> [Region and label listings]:
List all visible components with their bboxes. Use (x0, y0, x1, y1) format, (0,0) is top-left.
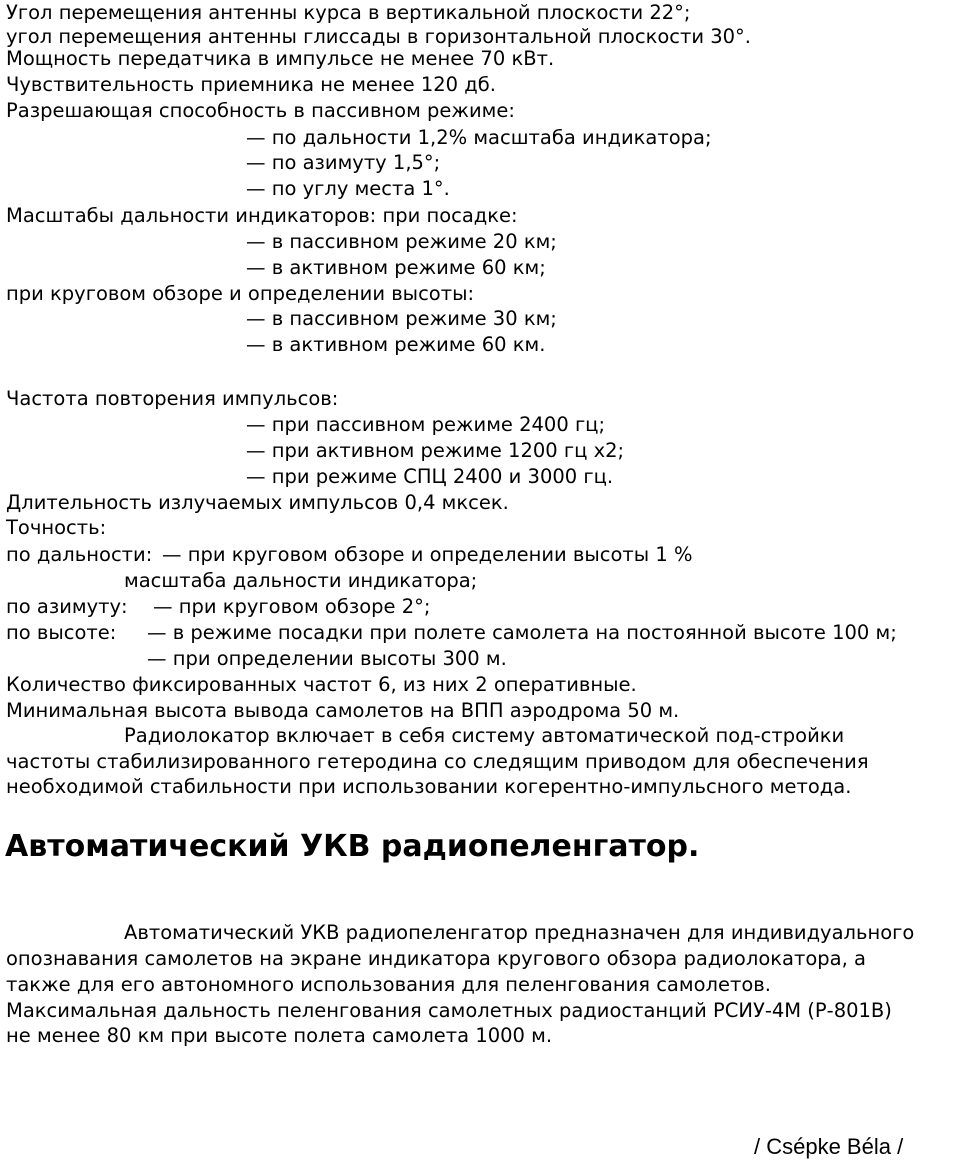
direction-finder-p1-line-1: Автоматический УКВ радиопеленгатор предназначен для индивидуального (124, 921, 915, 944)
accuracy-azimuth-value: — при круговом обзоре 2°; (153, 595, 431, 618)
direction-finder-p2-line-2: не менее 80 км при высоте полета самолета 1000 м. (6, 1024, 553, 1047)
prf-passive: — при пассивном режиме 2400 гц; (246, 413, 606, 436)
afc-line-1: Радиолокатор включает в себя систему автоматической под-стройки (124, 724, 845, 747)
prf-title: Частота повторения импульсов: (6, 387, 339, 410)
spec-receiver-sensitivity: Чувствительность приемника не менее 120 дб. (6, 73, 496, 96)
scales-survey-title: при круговом обзоре и определении высоты: (6, 282, 475, 305)
prf-mti: — при режиме СПЦ 2400 и 3000 гц. (246, 465, 614, 488)
direction-finder-p1-line-2: опознавания самолетов на экране индикатора кругового обзора радиолокатора, а (6, 947, 866, 970)
scales-survey-active: — в активном режиме 60 км. (246, 333, 546, 356)
accuracy-azimuth-label: по азимуту: (6, 595, 128, 618)
spec-antenna-course: Угол перемещения антенны курса в вертикальной плоскости 22°; (6, 1, 691, 24)
resolution-range: — по дальности 1,2% масштаба индикатора; (246, 126, 712, 149)
direction-finder-p2-line-1: Максимальная дальность пеленгования самолетных радиостанций РСИУ-4М (Р-801В) (6, 999, 892, 1022)
accuracy-height-value-2: — при определении высоты 300 м. (147, 647, 507, 670)
scales-title: Масштабы дальности индикаторов: при посадке: (6, 204, 518, 227)
prf-active: — при активном режиме 1200 гц х2; (246, 439, 625, 462)
afc-line-2: частоты стабилизированного гетеродина со следящим приводом для обеспечения (6, 750, 869, 773)
scales-landing-passive: — в пассивном режиме 20 км; (246, 230, 557, 253)
section-title: Автоматический УКВ радиопеленгатор. (5, 829, 700, 864)
accuracy-height-label: по высоте: (6, 621, 117, 644)
direction-finder-p1-line-3: также для его автономного использования для пеленгования самолетов. (6, 973, 771, 996)
accuracy-range-label: по дальности: (6, 543, 153, 566)
min-height: Минимальная высота вывода самолетов на ВПП аэродрома 50 м. (6, 699, 680, 722)
accuracy-height-value-1: — в режиме посадки при полете самолета на постоянной высоте 100 м; (147, 621, 897, 644)
author-signature: / Csépke Béla / (754, 1134, 904, 1159)
resolution-title: Разрешающая способность в пассивном режиме: (6, 99, 515, 122)
scales-survey-passive: — в пассивном режиме 30 км; (246, 307, 557, 330)
accuracy-title: Точность: (6, 516, 107, 539)
accuracy-range-value: — при круговом обзоре и определении высоты 1 % (162, 543, 693, 566)
spec-antenna-glide: угол перемещения антенны глиссады в горизонтальной плоскости 30°. (6, 25, 751, 48)
scales-landing-active: — в активном режиме 60 км; (246, 256, 546, 279)
afc-line-3: необходимой стабильности при использовании когерентно-импульсного метода. (6, 775, 852, 798)
accuracy-range-cont: масштаба дальности индикатора; (124, 569, 478, 592)
spec-transmitter-power: Мощность передатчика в импульсе не менее 70 кВт. (6, 47, 555, 70)
fixed-frequencies: Количество фиксированных частот 6, из них 2 оперативные. (6, 673, 637, 696)
resolution-azimuth: — по азимуту 1,5°; (246, 151, 441, 174)
pulse-width: Длительность излучаемых импульсов 0,4 мксек. (6, 491, 509, 514)
resolution-elevation: — по углу места 1°. (246, 177, 450, 200)
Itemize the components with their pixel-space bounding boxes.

> [Directive]: Rewrite the material from the line that has "direction-finder-p1-line-1: Автоматический УКВ" through the line that has "direction-finder-p1-line-2: опознавания самолетов", putting "Частота следования импульсов" in place of "Частота повторения импульсов" and keeping everything else the same.

> [Exercise response]:
direction-finder-p1-line-1: Автоматический УКВ радиопеленгатор предназначен для индивидуального (124, 921, 915, 944)
accuracy-azimuth-value: — при круговом обзоре 2°; (153, 595, 431, 618)
direction-finder-p2-line-2: не менее 80 км при высоте полета самолета 1000 м. (6, 1024, 553, 1047)
prf-passive: — при пассивном режиме 2400 гц; (246, 413, 606, 436)
afc-line-1: Радиолокатор включает в себя систему автоматической под-стройки (124, 724, 845, 747)
prf-title: Частота следования импульсов: (6, 387, 339, 410)
spec-receiver-sensitivity: Чувствительность приемника не менее 120 дб. (6, 73, 496, 96)
scales-survey-title: при круговом обзоре и определении высоты: (6, 282, 475, 305)
prf-mti: — при режиме СПЦ 2400 и 3000 гц. (246, 465, 614, 488)
direction-finder-p1-line-2: опознавания самолетов на экране индикатора кругового обзора радиолокатора, а (6, 947, 866, 970)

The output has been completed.